▶ _WHAT NEEDS TO BE DONE_
Scan the entries below and extract each line with the word "your" in it.

▶ _SUPPLIED ENTRIES_
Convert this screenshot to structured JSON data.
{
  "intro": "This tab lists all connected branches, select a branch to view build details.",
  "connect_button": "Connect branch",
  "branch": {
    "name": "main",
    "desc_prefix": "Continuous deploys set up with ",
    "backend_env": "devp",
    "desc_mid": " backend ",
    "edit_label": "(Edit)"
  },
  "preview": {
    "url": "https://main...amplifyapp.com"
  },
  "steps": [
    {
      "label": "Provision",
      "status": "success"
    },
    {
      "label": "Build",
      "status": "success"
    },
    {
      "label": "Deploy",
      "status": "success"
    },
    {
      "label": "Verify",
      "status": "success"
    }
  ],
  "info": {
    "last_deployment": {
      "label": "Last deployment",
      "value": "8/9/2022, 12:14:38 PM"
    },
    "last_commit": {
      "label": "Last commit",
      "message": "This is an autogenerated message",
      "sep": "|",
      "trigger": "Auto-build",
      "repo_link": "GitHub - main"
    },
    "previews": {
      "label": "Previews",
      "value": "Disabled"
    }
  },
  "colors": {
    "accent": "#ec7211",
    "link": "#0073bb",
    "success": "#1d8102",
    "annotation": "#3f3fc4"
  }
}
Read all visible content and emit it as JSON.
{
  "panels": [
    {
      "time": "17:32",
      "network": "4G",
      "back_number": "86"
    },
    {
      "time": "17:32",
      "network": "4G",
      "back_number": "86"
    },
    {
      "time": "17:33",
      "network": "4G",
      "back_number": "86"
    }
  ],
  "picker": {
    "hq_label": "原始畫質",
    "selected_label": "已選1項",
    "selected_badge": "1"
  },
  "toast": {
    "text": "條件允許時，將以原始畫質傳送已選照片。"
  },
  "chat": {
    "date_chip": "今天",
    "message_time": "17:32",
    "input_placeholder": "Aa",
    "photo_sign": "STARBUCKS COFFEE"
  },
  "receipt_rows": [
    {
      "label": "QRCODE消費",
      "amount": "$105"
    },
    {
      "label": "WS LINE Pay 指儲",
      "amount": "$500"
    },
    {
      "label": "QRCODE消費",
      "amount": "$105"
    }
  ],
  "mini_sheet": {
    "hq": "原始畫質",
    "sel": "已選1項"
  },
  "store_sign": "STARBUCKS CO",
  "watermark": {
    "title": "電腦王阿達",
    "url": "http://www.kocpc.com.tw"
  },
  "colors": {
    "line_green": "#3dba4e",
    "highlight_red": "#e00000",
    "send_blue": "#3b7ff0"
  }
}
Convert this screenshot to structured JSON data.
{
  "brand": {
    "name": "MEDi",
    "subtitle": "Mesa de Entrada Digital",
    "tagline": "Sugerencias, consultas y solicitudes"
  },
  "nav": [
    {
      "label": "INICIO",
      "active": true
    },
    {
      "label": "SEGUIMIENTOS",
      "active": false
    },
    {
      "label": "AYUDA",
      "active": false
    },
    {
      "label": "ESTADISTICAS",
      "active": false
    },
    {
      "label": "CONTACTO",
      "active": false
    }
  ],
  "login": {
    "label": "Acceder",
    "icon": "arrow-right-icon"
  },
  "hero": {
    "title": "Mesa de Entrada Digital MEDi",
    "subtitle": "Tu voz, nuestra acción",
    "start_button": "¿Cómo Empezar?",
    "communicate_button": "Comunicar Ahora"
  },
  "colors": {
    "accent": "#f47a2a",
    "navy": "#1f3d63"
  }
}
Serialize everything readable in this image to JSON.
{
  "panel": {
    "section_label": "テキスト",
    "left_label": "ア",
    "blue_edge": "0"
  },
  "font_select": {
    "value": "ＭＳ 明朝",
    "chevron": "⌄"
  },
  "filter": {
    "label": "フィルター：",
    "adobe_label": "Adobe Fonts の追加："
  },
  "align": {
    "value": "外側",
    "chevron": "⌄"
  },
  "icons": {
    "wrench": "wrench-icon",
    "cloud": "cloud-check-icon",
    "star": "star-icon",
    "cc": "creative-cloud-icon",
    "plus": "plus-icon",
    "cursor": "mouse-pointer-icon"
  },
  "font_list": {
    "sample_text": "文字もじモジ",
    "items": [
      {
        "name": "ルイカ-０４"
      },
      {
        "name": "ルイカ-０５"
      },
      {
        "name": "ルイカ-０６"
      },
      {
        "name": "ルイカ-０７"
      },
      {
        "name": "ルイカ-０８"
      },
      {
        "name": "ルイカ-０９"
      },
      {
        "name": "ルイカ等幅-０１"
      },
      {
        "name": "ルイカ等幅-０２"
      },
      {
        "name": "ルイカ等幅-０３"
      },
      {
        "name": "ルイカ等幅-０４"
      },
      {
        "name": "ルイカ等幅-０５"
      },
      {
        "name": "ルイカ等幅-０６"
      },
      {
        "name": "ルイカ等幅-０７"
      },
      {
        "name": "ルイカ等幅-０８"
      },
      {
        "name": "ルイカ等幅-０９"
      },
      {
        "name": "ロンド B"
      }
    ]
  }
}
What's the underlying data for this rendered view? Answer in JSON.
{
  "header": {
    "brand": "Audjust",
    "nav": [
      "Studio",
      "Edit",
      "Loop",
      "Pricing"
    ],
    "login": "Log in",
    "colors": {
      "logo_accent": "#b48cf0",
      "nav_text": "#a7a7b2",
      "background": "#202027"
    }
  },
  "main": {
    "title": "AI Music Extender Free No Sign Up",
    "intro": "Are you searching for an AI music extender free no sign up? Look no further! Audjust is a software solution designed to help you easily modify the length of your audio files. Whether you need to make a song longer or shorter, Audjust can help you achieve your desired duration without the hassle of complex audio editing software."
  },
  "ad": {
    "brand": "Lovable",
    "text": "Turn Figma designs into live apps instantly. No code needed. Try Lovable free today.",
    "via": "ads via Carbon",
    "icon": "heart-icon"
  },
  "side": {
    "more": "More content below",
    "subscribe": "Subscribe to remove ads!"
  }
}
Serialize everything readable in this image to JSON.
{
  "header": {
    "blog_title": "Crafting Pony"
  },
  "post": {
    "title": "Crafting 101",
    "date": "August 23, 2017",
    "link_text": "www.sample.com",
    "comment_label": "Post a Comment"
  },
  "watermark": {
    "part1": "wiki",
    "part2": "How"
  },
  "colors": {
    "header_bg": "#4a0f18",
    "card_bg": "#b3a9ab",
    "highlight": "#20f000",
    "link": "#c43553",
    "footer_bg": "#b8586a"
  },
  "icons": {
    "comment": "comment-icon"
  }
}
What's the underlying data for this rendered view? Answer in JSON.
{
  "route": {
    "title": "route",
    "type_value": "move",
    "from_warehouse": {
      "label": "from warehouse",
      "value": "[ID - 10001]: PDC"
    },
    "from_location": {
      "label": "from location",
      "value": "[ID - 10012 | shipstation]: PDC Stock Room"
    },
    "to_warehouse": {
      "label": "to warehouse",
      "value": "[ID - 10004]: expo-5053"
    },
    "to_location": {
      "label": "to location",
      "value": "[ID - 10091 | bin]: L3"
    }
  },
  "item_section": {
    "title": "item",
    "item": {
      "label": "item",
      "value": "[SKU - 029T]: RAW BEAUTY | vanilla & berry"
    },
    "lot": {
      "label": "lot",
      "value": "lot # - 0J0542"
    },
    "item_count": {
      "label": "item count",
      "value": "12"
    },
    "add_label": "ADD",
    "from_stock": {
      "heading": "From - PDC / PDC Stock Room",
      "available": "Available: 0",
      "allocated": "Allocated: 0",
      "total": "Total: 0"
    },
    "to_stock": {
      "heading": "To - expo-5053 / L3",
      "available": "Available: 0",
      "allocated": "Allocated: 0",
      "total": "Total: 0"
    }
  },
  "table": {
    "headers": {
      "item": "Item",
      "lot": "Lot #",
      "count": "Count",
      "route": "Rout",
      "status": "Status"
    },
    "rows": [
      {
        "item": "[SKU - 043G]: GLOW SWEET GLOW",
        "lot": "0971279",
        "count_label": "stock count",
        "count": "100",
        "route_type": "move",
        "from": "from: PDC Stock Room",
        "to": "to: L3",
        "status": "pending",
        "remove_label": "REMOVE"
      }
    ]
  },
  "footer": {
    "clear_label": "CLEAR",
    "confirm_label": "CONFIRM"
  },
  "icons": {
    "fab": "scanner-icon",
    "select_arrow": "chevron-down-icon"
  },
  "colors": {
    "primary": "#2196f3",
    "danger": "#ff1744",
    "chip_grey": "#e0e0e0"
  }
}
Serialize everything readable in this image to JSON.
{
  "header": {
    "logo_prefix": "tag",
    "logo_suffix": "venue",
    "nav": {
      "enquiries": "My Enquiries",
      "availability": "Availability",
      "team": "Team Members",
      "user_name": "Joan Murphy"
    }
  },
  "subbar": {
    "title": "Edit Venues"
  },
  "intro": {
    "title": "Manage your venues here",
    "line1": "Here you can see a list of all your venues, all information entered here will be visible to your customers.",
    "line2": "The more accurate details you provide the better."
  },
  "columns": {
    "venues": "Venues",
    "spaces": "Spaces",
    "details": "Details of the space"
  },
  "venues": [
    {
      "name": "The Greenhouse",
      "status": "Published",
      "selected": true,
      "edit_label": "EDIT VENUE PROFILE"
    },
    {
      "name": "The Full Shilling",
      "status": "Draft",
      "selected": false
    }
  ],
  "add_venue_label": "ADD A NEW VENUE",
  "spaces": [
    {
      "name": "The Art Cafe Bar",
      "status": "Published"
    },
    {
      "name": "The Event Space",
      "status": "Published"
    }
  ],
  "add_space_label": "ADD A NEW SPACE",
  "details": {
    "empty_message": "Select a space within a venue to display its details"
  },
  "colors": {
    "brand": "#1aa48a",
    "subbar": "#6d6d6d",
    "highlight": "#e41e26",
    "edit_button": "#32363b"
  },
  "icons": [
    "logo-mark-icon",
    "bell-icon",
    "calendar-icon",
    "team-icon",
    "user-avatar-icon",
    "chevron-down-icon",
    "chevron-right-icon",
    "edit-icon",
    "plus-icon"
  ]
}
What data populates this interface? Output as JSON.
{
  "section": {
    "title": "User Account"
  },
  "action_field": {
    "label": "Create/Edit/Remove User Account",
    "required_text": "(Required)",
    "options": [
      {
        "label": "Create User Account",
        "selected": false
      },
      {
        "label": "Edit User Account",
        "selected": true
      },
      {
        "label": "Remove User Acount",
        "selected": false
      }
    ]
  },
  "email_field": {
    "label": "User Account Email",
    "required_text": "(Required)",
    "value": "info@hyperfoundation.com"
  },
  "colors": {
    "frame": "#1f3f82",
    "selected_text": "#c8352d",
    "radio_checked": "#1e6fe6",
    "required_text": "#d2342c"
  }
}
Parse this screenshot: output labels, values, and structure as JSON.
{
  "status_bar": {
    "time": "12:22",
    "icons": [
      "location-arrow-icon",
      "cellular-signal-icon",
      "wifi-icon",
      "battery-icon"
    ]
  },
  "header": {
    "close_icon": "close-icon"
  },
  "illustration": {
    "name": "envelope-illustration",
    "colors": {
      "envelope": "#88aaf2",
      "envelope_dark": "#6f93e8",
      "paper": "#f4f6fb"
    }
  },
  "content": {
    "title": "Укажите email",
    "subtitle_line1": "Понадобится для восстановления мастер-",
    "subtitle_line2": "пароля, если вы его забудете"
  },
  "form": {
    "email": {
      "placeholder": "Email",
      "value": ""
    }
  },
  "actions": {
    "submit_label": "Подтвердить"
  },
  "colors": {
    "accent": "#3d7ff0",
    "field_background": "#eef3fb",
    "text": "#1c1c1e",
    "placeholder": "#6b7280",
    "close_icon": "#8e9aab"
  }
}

▶ _RESPONSE_
    "intro": "Are you searching for an AI music extender free no sign up? Look no further! Audjust is a software solution designed to help you easily modify the length of your audio files. Whether you need to make a song longer or shorter, Audjust can help you achieve your desired duration without the hassle of complex audio editing software."
    "title": "Manage your venues here",
    "line1": "Here you can see a list of all your venues, all information entered here will be visible to your customers.",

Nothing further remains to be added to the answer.